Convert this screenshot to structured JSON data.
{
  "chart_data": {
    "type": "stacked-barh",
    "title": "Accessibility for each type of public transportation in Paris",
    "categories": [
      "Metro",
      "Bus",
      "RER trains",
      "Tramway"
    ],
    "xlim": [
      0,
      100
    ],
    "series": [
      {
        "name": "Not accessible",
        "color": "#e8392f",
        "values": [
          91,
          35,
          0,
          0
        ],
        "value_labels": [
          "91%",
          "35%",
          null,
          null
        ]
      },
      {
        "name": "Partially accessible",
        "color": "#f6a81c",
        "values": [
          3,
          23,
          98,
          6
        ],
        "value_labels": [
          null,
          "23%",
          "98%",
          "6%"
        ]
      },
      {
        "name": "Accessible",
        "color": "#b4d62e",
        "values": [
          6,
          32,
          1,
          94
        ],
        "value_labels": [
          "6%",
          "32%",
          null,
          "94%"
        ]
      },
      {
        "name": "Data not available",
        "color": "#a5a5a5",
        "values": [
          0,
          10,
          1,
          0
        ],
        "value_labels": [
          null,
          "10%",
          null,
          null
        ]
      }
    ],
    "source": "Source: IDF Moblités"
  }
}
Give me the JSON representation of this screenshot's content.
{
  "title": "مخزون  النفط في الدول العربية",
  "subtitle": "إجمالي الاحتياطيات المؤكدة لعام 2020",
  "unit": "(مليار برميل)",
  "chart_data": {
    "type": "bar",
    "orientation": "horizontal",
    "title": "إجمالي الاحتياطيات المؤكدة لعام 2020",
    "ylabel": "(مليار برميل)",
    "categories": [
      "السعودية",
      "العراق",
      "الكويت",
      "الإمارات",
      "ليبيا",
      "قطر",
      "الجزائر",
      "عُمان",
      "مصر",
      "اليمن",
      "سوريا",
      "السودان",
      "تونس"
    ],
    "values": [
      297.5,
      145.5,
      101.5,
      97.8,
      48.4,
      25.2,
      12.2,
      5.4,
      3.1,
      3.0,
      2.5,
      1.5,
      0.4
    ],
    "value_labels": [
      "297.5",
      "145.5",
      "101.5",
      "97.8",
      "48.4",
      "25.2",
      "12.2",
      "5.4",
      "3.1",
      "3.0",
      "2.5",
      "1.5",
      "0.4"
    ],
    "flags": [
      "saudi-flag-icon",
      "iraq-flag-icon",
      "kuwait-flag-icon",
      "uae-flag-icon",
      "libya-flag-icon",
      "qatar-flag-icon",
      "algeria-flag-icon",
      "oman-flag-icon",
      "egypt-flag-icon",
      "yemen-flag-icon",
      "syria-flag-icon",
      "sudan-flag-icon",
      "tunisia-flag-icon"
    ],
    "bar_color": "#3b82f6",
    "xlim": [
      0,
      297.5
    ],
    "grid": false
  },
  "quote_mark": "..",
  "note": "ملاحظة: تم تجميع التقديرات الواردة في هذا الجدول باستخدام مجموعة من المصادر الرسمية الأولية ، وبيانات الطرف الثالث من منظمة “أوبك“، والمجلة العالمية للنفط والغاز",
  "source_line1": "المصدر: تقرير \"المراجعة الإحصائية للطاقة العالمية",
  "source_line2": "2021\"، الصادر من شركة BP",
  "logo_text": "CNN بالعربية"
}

STATED TASK ▸ Search the records for the word "screenshot", then list every line that has it.

RESULT OF THE EXERCISE ▸
Convert this screenshot to structured JSON data.
Give me the JSON representation of this screenshot's content.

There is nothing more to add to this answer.